§ **What is asked**
Give the count of lines that include the string "text". Add nothing to it.

§ **Stored data**
————————

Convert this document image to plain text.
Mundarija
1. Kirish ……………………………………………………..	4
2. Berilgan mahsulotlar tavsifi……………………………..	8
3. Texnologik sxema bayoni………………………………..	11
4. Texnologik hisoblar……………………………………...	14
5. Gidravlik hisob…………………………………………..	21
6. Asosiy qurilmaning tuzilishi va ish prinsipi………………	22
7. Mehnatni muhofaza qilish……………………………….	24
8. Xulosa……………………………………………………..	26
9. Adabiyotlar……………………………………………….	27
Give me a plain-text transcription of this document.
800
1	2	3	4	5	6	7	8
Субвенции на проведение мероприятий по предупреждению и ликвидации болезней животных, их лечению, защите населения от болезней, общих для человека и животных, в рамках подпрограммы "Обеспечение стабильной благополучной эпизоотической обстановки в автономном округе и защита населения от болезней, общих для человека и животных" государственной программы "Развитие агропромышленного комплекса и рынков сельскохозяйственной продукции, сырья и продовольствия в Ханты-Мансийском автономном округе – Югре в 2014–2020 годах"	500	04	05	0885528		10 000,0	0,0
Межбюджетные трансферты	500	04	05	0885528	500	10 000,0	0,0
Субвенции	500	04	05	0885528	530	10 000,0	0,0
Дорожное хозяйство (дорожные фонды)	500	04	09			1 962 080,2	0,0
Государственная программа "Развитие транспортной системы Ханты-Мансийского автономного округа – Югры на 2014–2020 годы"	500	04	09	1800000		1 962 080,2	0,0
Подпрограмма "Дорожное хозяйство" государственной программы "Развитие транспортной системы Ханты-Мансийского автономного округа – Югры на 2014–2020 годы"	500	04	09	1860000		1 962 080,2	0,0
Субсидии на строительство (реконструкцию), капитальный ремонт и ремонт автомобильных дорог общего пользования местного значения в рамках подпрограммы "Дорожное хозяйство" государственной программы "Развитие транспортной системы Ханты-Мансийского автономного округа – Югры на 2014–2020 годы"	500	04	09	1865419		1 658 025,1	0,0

————————

§ **In response**
2